**Exercise aim:** Copy every line from the material below that holds "عليه".

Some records
## START
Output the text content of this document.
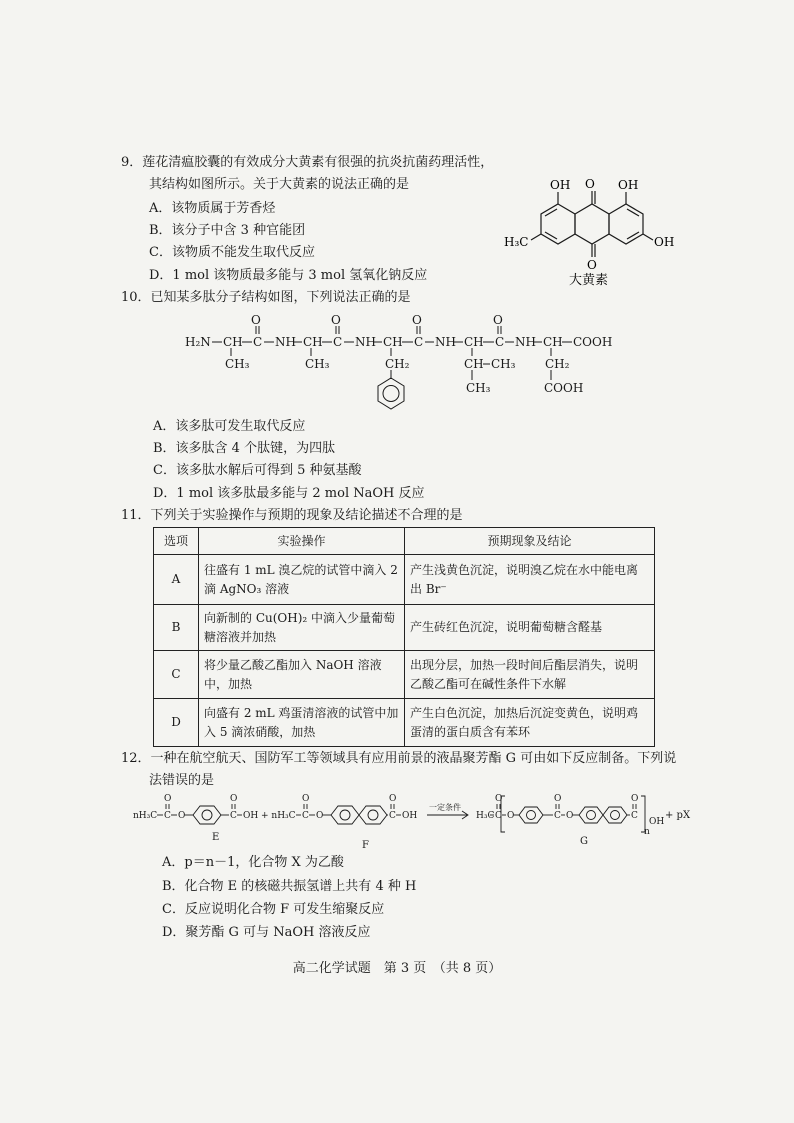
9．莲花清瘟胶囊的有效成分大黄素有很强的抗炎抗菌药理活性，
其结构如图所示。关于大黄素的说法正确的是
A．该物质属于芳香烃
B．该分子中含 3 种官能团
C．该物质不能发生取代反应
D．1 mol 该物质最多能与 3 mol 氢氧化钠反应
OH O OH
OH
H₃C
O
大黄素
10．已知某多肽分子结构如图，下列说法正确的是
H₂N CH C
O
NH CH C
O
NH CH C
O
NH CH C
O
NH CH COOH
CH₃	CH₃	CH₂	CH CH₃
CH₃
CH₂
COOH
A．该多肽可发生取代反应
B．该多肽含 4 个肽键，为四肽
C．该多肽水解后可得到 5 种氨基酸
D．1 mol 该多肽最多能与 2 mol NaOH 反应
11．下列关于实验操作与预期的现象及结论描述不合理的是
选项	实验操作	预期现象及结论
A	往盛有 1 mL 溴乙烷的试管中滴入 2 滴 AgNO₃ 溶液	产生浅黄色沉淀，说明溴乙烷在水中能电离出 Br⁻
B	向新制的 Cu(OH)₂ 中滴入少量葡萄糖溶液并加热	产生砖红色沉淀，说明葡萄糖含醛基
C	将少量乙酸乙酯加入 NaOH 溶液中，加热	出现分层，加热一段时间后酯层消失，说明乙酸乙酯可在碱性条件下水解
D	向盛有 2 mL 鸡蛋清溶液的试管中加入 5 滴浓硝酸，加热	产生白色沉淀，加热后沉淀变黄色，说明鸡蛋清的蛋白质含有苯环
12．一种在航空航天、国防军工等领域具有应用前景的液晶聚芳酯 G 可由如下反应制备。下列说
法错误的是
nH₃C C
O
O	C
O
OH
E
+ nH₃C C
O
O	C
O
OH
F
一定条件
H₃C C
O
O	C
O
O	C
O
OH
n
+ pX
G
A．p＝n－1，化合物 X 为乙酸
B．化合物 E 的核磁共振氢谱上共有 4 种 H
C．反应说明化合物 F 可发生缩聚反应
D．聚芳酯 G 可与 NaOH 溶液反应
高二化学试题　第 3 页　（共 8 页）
## END
## START
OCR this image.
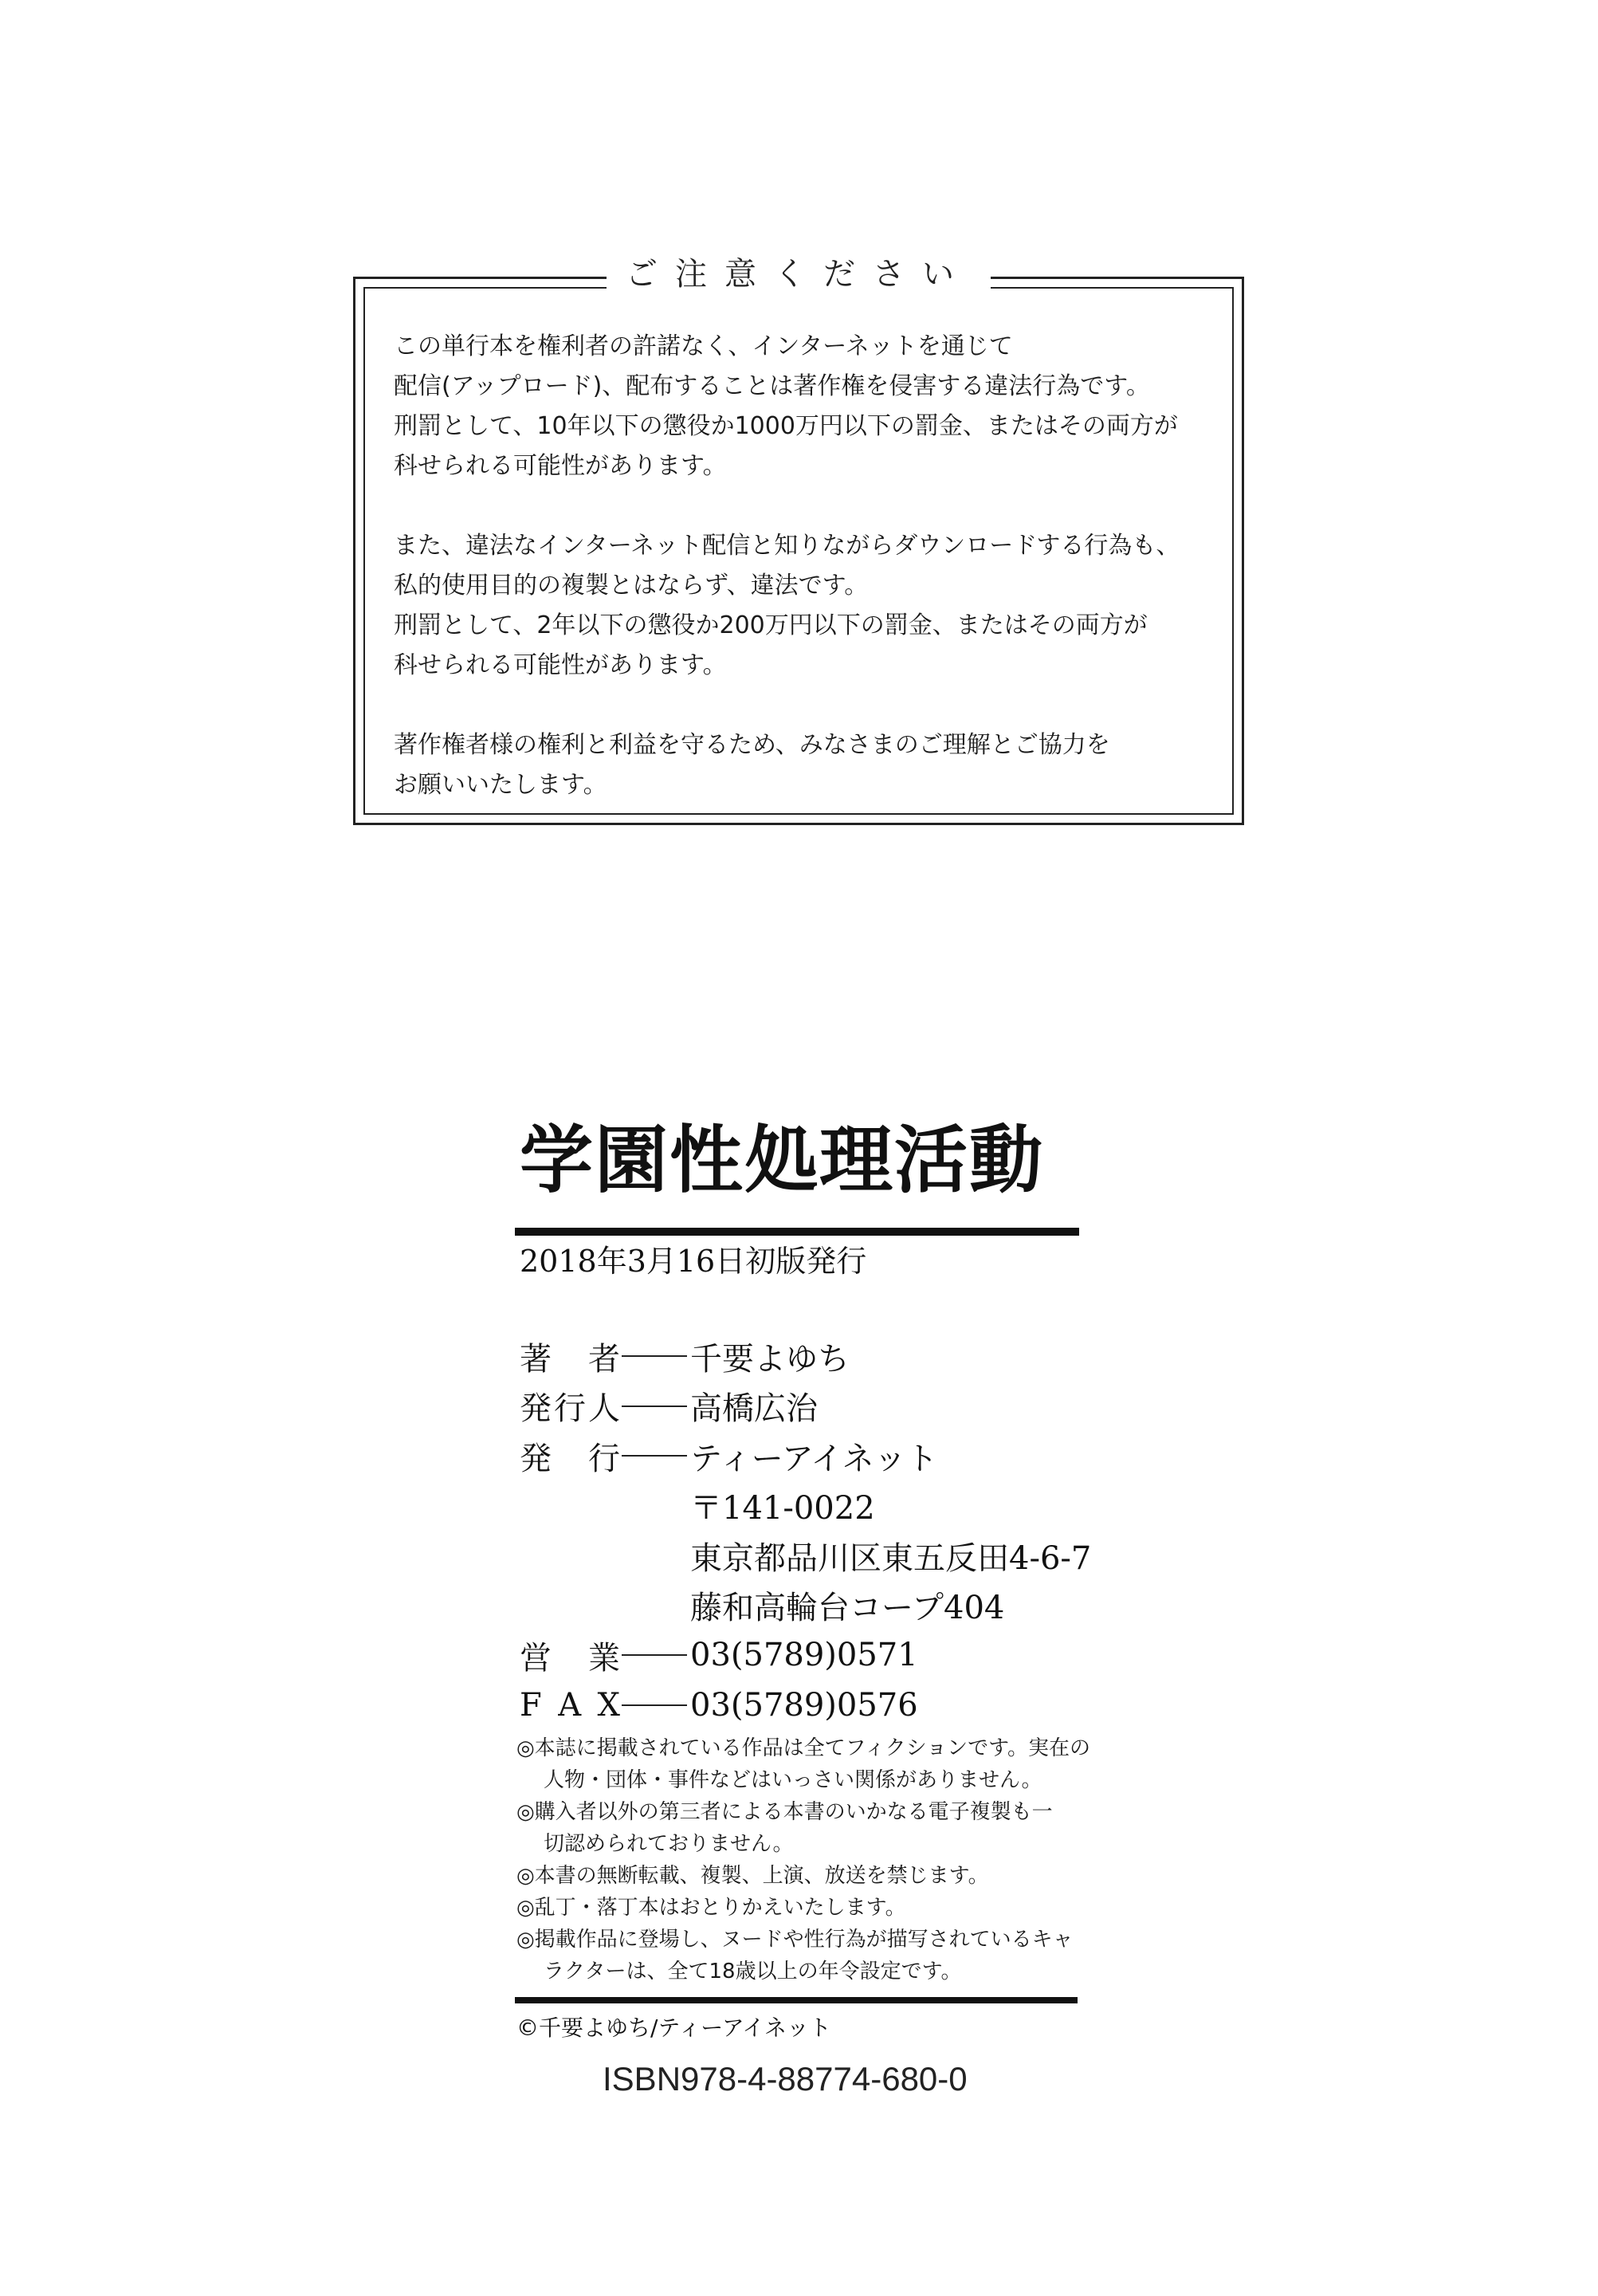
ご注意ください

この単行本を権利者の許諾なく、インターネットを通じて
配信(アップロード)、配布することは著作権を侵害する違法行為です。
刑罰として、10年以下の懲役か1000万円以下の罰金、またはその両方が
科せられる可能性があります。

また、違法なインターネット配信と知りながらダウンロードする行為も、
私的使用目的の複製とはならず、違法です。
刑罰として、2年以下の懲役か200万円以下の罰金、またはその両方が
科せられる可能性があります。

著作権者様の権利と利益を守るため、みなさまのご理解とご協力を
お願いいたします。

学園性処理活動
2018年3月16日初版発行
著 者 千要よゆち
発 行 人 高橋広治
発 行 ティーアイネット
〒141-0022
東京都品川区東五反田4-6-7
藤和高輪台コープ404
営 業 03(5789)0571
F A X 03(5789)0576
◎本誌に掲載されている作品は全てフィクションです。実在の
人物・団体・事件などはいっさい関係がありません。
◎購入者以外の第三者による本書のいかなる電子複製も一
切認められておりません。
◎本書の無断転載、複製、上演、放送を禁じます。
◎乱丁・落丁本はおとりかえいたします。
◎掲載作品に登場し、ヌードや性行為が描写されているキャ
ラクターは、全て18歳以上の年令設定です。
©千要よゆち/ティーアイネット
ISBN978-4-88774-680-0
## END
## START
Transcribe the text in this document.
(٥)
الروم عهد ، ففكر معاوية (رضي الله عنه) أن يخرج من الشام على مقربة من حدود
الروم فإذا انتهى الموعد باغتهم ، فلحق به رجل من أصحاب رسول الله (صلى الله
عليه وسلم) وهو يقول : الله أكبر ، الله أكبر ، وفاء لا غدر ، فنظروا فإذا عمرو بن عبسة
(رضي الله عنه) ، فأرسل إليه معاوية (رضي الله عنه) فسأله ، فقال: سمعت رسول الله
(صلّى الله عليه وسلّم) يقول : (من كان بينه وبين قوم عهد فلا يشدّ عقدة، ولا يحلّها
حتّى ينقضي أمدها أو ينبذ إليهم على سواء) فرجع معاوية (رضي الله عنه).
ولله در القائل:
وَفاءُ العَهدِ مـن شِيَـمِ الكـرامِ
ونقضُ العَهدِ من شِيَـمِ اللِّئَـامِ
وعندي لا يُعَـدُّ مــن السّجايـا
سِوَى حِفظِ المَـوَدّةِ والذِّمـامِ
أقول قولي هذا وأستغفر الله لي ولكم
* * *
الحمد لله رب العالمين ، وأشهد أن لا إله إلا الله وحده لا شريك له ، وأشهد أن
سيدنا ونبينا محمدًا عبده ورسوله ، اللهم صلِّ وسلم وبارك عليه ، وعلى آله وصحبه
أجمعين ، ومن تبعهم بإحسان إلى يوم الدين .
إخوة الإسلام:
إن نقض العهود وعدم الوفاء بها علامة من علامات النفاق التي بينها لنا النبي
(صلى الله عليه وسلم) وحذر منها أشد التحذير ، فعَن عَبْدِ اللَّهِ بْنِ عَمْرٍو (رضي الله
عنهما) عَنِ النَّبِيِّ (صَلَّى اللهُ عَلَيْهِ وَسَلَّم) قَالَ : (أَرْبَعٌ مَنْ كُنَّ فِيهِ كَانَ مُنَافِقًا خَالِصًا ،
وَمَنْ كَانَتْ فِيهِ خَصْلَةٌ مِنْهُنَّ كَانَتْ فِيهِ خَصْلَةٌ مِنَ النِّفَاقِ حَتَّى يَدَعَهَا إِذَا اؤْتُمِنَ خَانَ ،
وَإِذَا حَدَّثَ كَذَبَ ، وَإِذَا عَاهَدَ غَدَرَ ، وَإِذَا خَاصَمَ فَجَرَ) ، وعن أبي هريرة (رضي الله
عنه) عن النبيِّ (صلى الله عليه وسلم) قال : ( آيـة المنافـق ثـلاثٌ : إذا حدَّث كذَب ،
## END
**Task output:**
عليه وسلم) وهو يقول : الله أكبر ، الله أكبر ، وفاء لا غدر ، فنظروا فإذا عمرو بن عبسة
(صلّى الله عليه وسلّم) يقول : (من كان بينه وبين قوم عهد فلا يشدّ عقدة، ولا يحلّها
سيدنا ونبينا محمدًا عبده ورسوله ، اللهم صلِّ وسلم وبارك عليه ، وعلى آله وصحبه
(صلى الله عليه وسلم) وحذر منها أشد التحذير ، فعَن عَبْدِ اللَّهِ بْنِ عَمْرٍو (رضي الله
عنه) عن النبيِّ (صلى الله عليه وسلم) قال : ( آيـة المنافـق ثـلاثٌ : إذا حدَّث كذَب ،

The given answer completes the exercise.